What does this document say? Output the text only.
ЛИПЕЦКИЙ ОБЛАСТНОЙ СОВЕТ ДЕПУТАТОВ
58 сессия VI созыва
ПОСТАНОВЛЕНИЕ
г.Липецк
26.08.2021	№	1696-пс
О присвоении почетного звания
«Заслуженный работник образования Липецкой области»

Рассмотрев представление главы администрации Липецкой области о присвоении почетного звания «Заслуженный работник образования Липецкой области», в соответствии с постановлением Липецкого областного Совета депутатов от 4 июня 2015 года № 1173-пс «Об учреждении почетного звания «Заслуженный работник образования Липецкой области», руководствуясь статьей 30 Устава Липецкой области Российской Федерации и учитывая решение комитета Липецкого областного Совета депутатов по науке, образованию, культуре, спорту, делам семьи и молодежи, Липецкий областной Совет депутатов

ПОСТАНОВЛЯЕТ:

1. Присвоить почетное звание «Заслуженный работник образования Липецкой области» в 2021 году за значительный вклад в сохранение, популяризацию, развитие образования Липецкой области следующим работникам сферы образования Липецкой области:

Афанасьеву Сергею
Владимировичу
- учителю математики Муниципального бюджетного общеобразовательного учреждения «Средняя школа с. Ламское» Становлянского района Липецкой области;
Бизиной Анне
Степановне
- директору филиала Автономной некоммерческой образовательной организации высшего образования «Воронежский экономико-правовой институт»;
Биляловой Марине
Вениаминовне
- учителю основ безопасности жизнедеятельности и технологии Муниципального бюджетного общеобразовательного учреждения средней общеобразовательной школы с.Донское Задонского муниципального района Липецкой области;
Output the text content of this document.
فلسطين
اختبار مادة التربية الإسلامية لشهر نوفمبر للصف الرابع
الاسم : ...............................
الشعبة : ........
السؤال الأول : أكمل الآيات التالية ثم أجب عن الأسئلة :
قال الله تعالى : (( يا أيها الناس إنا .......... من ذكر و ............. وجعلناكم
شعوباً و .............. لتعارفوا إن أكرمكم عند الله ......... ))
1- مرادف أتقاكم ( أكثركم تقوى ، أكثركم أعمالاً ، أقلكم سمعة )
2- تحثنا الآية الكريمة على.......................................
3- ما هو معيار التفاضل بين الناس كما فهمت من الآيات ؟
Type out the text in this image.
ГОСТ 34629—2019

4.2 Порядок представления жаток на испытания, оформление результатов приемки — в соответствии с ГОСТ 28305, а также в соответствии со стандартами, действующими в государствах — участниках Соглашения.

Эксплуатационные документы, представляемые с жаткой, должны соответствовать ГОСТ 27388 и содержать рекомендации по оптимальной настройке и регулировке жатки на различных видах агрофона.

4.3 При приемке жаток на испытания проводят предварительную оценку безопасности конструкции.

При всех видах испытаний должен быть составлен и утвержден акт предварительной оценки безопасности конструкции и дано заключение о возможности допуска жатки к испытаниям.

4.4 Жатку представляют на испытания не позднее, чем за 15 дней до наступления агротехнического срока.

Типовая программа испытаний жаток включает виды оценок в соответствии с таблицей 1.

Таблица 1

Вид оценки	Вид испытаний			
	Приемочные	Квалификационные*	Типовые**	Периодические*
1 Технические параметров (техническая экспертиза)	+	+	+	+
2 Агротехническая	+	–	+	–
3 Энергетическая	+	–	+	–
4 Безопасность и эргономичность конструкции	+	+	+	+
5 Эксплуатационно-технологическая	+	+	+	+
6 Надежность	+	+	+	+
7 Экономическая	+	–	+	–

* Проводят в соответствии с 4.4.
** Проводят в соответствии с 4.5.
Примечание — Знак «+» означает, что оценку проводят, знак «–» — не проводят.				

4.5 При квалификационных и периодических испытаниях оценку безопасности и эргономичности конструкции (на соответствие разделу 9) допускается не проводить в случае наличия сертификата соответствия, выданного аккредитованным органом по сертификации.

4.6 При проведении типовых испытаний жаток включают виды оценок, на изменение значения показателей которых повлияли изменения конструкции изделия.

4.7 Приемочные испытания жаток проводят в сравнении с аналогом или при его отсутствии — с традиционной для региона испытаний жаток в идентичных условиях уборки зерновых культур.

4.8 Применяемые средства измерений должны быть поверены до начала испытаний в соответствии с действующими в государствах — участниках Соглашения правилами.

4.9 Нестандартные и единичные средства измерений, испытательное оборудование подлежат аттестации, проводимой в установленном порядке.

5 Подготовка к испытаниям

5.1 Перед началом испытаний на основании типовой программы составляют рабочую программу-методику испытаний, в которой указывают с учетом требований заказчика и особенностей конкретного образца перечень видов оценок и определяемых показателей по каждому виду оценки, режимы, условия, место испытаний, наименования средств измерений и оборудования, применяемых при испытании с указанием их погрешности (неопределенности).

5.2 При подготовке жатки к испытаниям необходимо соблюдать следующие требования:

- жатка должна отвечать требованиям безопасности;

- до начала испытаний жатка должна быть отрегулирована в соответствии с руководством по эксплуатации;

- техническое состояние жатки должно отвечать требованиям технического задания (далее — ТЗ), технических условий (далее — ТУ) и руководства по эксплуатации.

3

• • • •

→ **Short exercise**
Extract every line above exactly as it stands.

→ **Task answer**
What does this document say? Output the text only.
ЛИПЕЦКИЙ ОБЛАСТНОЙ СОВЕТ ДЕПУТАТОВ
58 сессия VI созыва
ПОСТАНОВЛЕНИЕ
г.Липецк
26.08.2021	№	1696-пс
О присвоении почетного звания
«Заслуженный работник образования Липецкой области»

Рассмотрев представление главы администрации Липецкой области о присвоении почетного звания «Заслуженный работник образования Липецкой области», в соответствии с постановлением Липецкого областного Совета депутатов от 4 июня 2015 года № 1173-пс «Об учреждении почетного звания «Заслуженный работник образования Липецкой области», руководствуясь статьей 30 Устава Липецкой области Российской Федерации и учитывая решение комитета Липецкого областного Совета депутатов по науке, образованию, культуре, спорту, делам семьи и молодежи, Липецкий областной Совет депутатов

ПОСТАНОВЛЯЕТ:

1. Присвоить почетное звание «Заслуженный работник образования Липецкой области» в 2021 году за значительный вклад в сохранение, популяризацию, развитие образования Липецкой области следующим работникам сферы образования Липецкой области:

Афанасьеву Сергею
Владимировичу
- учителю математики Муниципального бюджетного общеобразовательного учреждения «Средняя школа с. Ламское» Становлянского района Липецкой области;
Бизиной Анне
Степановне
- директору филиала Автономной некоммерческой образовательной организации высшего образования «Воронежский экономико-правовой институт»;
Биляловой Марине
Вениаминовне
- учителю основ безопасности жизнедеятельности и технологии Муниципального бюджетного общеобразовательного учреждения средней общеобразовательной школы с.Донское Задонского муниципального района Липецкой области;
Output the text content of this document.
فلسطين
اختبار مادة التربية الإسلامية لشهر نوفمبر للصف الرابع
الاسم : ...............................
الشعبة : ........
السؤال الأول : أكمل الآيات التالية ثم أجب عن الأسئلة :
قال الله تعالى : (( يا أيها الناس إنا .......... من ذكر و ............. وجعلناكم
شعوباً و .............. لتعارفوا إن أكرمكم عند الله ......... ))
1- مرادف أتقاكم ( أكثركم تقوى ، أكثركم أعمالاً ، أقلكم سمعة )
2- تحثنا الآية الكريمة على.......................................
3- ما هو معيار التفاضل بين الناس كما فهمت من الآيات ؟
Type out the text in this image.
ГОСТ 34629—2019

4.2 Порядок представления жаток на испытания, оформление результатов приемки — в соответствии с ГОСТ 28305, а также в соответствии со стандартами, действующими в государствах — участниках Соглашения.

Эксплуатационные документы, представляемые с жаткой, должны соответствовать ГОСТ 27388 и содержать рекомендации по оптимальной настройке и регулировке жатки на различных видах агрофона.

4.3 При приемке жаток на испытания проводят предварительную оценку безопасности конструкции.

При всех видах испытаний должен быть составлен и утвержден акт предварительной оценки безопасности конструкции и дано заключение о возможности допуска жатки к испытаниям.

4.4 Жатку представляют на испытания не позднее, чем за 15 дней до наступления агротехнического срока.

Типовая программа испытаний жаток включает виды оценок в соответствии с таблицей 1.

Таблица 1

Вид оценки	Вид испытаний			
	Приемочные	Квалификационные*	Типовые**	Периодические*
1 Технические параметров (техническая экспертиза)	+	+	+	+
2 Агротехническая	+	–	+	–
3 Энергетическая	+	–	+	–
4 Безопасность и эргономичность конструкции	+	+	+	+
5 Эксплуатационно-технологическая	+	+	+	+
6 Надежность	+	+	+	+
7 Экономическая	+	–	+	–

* Проводят в соответствии с 4.4.
** Проводят в соответствии с 4.5.
Примечание — Знак «+» означает, что оценку проводят, знак «–» — не проводят.				

4.5 При квалификационных и периодических испытаниях оценку безопасности и эргономичности конструкции (на соответствие разделу 9) допускается не проводить в случае наличия сертификата соответствия, выданного аккредитованным органом по сертификации.

4.6 При проведении типовых испытаний жаток включают виды оценок, на изменение значения показателей которых повлияли изменения конструкции изделия.

4.7 Приемочные испытания жаток проводят в сравнении с аналогом или при его отсутствии — с традиционной для региона испытаний жаток в идентичных условиях уборки зерновых культур.

4.8 Применяемые средства измерений должны быть поверены до начала испытаний в соответствии с действующими в государствах — участниках Соглашения правилами.

4.9 Нестандартные и единичные средства измерений, испытательное оборудование подлежат аттестации, проводимой в установленном порядке.

5 Подготовка к испытаниям

5.1 Перед началом испытаний на основании типовой программы составляют рабочую программу-методику испытаний, в которой указывают с учетом требований заказчика и особенностей конкретного образца перечень видов оценок и определяемых показателей по каждому виду оценки, режимы, условия, место испытаний, наименования средств измерений и оборудования, применяемых при испытании с указанием их погрешности (неопределенности).

5.2 При подготовке жатки к испытаниям необходимо соблюдать следующие требования:

- жатка должна отвечать требованиям безопасности;

- до начала испытаний жатка должна быть отрегулирована в соответствии с руководством по эксплуатации;

- техническое состояние жатки должно отвечать требованиям технического задания (далее — ТЗ), технических условий (далее — ТУ) и руководства по эксплуатации.

3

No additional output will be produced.